**Problem set**
1. According to the passage on the Coming Out Of Our Shells Tour, which company sponsored the tour?
2. Continue the passage on the Coming Out Of Our Shells Tour from its final sentence.

**Passage**
----

Today’s “sure, that sounds interesting, I’ll go ahead and click on that, whoops 10 minutes have gone by and I am riveted” read is this story from (of all places) GameSpot: A surprising look at the origins of the Coming Out Of Our Shells Tour, a live show in the form of a concert-with-plot centered on an up-and-coming rock band. And who was in that band, precisely? Why, the Teenage Mutant Ninja Turtles, of course.

You could be forgiven for thinking that this tour, which saw audio-animatronic heads lip-syncing to original Turtle tunes, was cooked up in some marketing executive’s office. The idea seems on its surface like a soulless cash grab based in pizza chain synergy (the tour was sponsored by Pizza Hut) and the hope that audience members would buy T-shirts, toys, and those flashy magic wand things you can get at entertainment events aimed at children. Not so!

----

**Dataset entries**
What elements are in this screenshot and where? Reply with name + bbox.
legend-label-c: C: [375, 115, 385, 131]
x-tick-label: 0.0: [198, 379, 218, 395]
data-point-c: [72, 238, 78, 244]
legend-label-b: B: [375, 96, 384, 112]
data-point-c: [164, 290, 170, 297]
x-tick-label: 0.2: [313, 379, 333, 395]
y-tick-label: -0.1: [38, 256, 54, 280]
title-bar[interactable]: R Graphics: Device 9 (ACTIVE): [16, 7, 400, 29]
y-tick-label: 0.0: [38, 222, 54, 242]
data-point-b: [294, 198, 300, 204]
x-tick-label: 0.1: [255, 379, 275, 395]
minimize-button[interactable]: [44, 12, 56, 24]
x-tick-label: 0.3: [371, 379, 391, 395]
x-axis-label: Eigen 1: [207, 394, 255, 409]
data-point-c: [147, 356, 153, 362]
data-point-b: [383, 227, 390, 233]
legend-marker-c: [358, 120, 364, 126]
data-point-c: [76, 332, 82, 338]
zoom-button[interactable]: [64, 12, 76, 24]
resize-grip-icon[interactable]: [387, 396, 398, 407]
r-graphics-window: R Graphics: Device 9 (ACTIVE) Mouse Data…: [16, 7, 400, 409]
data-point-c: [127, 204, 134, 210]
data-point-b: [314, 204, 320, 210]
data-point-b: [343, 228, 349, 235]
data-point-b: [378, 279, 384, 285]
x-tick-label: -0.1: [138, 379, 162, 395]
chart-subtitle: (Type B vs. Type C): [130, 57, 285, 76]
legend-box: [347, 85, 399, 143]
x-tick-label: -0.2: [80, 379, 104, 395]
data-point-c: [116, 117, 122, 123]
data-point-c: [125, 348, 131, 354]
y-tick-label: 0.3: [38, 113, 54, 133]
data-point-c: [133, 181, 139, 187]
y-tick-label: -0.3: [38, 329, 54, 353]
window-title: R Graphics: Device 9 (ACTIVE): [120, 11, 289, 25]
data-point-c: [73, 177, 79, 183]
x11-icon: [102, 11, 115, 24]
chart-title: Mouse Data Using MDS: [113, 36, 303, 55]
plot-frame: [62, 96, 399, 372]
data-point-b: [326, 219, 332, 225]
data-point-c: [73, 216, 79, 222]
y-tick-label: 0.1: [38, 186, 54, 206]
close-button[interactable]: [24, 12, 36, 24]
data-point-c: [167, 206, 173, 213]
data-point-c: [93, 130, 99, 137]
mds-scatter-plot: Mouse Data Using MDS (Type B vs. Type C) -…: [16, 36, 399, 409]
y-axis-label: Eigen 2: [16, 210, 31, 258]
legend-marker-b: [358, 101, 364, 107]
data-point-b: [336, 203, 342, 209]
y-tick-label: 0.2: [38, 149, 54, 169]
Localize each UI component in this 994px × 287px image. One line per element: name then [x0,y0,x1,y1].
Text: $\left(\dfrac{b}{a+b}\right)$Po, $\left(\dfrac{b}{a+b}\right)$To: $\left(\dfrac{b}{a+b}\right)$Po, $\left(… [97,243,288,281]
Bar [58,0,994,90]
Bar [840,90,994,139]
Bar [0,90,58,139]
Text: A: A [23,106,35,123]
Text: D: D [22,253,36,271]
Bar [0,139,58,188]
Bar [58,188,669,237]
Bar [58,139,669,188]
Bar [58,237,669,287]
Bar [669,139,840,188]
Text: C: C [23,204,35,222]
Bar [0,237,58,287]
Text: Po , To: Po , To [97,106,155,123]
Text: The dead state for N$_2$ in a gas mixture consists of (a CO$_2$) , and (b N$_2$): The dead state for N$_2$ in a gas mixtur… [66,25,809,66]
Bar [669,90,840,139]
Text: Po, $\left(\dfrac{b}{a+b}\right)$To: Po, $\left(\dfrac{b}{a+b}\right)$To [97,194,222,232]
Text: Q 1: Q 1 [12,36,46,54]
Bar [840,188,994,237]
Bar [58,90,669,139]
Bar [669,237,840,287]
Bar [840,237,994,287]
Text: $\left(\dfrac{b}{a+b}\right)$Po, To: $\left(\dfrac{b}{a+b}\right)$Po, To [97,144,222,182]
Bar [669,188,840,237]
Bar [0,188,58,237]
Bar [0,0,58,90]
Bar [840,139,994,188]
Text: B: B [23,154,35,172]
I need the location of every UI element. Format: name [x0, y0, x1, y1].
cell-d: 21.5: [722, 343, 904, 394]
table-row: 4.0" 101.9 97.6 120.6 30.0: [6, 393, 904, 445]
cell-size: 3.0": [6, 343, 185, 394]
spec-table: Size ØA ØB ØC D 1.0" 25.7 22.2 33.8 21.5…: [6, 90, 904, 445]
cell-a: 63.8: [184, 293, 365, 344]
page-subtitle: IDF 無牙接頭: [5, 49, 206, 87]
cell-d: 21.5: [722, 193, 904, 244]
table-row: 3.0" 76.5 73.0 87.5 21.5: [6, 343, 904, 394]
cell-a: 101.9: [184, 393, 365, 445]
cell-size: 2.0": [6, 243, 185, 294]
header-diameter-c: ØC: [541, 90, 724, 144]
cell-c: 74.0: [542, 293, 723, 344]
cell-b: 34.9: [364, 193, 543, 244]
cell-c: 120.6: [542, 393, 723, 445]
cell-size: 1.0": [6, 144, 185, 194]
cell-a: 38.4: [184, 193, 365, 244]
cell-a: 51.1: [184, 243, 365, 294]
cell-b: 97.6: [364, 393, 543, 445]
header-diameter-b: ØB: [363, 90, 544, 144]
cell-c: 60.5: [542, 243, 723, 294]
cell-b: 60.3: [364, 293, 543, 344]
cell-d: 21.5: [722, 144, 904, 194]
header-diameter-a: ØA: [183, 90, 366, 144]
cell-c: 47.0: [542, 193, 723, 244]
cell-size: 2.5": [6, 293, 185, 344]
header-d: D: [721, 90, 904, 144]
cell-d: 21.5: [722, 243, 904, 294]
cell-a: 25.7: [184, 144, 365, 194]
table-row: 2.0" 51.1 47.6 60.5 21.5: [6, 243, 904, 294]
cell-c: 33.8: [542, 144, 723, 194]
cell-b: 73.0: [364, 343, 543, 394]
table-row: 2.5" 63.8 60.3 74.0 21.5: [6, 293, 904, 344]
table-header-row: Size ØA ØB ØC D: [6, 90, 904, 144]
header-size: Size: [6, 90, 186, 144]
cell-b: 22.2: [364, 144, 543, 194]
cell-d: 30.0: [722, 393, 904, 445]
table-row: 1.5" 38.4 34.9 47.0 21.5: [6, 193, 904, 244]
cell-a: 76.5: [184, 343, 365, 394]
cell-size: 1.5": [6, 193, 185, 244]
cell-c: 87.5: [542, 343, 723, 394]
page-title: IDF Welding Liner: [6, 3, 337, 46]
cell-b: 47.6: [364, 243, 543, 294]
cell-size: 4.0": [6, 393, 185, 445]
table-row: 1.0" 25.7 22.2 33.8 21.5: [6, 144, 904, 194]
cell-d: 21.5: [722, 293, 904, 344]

----

**Task-by-task results**
1. Pizza Hut sponsored the tour.

2.
In reality, this entire endeavor was born out of a desire two “punky little kids” had to change musical theater. “I started out as a musical theater performer in New York, working as a dancer and a singer in musical theater and industrials,” Bob Bejan, who co-wrote the album and wrote and produced the live show, told GameSpot. At the time, though—the mid-1980s—Broadway musicals were a lot different than they are in 2020, and Bejan had the first-person experience to know it after performing in revivals of both West Side Story and Grease. “There really [was] not, other than like Andrew Lloyd Webber musicals, a lot of rock and roll in the theater like it is now,” he said.

“I wanted to be more than a dancer, and just a performer. And I always thought I had an aspiration for a bigger creative vision,” Bejan remembered. “I wrote a musical, and I had this very strong point of view that popular music was something that Broadway needed.”

So Bejan and co-writer Godfrey Nelson got their hands on a copy of the first TMNT graphic novel, and then sat down and wrote four songs. And here’s where things get really nuts. They went from reading a comic to a budget in the millions for a series of international live tours, all by just randomly cold-calling people and pitching this idea. Seriously:

“We literally cold-called Eastman and Laird and just went, ‘Hey, we’ve got an idea. Can we pitch it to you?’” Bejan admitted. Then in January 1990, two months before the movie debuted in theaters, the two traveled to North Hampton, Massachusetts for their first meeting with the two men that created the Turtles.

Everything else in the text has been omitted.